■ **REQUIREMENT**: Determine how many lines in the data below contain "artist" and write only that number.

'''

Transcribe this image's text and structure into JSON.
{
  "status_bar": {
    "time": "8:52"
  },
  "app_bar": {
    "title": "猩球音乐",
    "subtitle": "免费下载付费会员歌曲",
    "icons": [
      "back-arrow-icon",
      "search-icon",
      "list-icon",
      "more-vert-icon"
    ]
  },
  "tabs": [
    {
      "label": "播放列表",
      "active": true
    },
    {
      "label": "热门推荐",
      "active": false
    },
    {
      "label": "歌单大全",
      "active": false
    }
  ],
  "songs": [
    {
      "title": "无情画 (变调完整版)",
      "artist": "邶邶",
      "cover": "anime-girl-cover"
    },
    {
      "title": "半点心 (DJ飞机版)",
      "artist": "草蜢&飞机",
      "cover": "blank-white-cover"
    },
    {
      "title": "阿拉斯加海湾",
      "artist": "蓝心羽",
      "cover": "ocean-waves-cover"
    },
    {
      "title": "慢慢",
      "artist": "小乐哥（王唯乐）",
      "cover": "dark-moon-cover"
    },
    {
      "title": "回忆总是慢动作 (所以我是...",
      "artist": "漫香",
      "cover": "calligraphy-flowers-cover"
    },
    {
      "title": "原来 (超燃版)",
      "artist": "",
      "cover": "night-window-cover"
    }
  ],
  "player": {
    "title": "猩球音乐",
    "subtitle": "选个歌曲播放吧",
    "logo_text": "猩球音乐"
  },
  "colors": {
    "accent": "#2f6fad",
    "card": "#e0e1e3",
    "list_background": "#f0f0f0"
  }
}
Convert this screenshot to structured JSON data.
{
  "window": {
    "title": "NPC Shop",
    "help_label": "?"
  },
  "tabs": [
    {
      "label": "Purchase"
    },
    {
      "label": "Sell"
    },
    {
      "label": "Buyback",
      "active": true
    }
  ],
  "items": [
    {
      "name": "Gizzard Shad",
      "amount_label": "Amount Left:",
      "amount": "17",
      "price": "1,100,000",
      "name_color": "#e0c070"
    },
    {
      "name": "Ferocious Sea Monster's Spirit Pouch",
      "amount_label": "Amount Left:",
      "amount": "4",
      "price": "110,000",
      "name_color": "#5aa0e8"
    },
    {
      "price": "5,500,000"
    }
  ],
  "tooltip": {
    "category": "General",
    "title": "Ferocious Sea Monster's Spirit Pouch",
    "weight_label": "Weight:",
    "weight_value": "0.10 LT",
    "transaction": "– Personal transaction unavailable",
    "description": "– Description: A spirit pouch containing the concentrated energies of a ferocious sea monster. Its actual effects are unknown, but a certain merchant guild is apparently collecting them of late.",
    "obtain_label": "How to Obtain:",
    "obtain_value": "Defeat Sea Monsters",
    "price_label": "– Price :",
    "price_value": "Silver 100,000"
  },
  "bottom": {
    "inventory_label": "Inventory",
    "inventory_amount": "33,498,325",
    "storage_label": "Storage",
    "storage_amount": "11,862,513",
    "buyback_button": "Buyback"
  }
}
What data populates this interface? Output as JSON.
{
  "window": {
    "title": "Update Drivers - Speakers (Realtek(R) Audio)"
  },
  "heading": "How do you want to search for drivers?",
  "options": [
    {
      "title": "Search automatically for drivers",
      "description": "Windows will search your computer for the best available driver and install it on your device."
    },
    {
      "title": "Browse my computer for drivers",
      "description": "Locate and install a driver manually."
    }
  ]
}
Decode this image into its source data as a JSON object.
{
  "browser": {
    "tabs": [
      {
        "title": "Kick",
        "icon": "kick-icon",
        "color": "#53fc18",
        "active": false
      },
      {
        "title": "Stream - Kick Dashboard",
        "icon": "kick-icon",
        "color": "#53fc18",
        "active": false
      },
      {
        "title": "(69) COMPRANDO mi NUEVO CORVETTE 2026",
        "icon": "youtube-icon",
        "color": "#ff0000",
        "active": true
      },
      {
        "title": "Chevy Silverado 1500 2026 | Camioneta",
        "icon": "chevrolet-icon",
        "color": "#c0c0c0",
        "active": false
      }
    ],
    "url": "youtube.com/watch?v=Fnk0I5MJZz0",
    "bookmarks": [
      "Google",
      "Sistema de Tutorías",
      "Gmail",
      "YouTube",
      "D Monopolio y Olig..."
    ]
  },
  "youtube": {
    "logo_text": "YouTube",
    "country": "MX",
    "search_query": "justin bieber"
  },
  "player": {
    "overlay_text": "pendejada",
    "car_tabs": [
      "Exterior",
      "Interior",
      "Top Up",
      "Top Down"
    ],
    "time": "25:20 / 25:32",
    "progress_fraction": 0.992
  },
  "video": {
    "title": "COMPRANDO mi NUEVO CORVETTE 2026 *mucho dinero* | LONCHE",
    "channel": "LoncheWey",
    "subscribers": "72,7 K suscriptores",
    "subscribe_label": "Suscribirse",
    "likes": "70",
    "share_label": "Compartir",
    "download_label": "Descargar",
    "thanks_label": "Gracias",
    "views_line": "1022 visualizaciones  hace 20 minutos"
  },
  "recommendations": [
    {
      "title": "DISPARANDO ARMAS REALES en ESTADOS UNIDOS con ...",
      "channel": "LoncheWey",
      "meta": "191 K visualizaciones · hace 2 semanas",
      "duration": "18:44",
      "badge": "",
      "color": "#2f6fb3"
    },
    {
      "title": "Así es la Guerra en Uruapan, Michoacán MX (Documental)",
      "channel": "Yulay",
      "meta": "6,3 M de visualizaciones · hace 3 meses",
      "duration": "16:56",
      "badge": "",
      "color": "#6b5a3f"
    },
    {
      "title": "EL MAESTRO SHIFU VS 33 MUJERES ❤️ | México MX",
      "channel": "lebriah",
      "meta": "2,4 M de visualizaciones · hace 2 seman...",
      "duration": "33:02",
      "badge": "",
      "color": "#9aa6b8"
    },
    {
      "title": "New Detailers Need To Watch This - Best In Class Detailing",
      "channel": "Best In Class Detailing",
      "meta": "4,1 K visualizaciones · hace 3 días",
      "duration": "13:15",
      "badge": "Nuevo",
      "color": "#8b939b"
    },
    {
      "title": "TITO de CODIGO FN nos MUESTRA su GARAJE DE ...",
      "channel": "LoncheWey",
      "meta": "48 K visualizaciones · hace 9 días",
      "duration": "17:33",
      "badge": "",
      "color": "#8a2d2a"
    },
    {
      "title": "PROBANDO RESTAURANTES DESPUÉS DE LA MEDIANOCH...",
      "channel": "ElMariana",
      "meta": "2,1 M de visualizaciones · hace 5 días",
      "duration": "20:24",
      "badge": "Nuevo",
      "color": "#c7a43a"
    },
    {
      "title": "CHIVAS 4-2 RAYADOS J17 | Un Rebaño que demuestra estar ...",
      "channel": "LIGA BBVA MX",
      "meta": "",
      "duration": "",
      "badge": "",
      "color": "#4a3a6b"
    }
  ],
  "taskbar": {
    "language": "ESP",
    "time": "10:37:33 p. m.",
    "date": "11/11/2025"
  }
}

'''

■ **TASK OUTPUT**: 6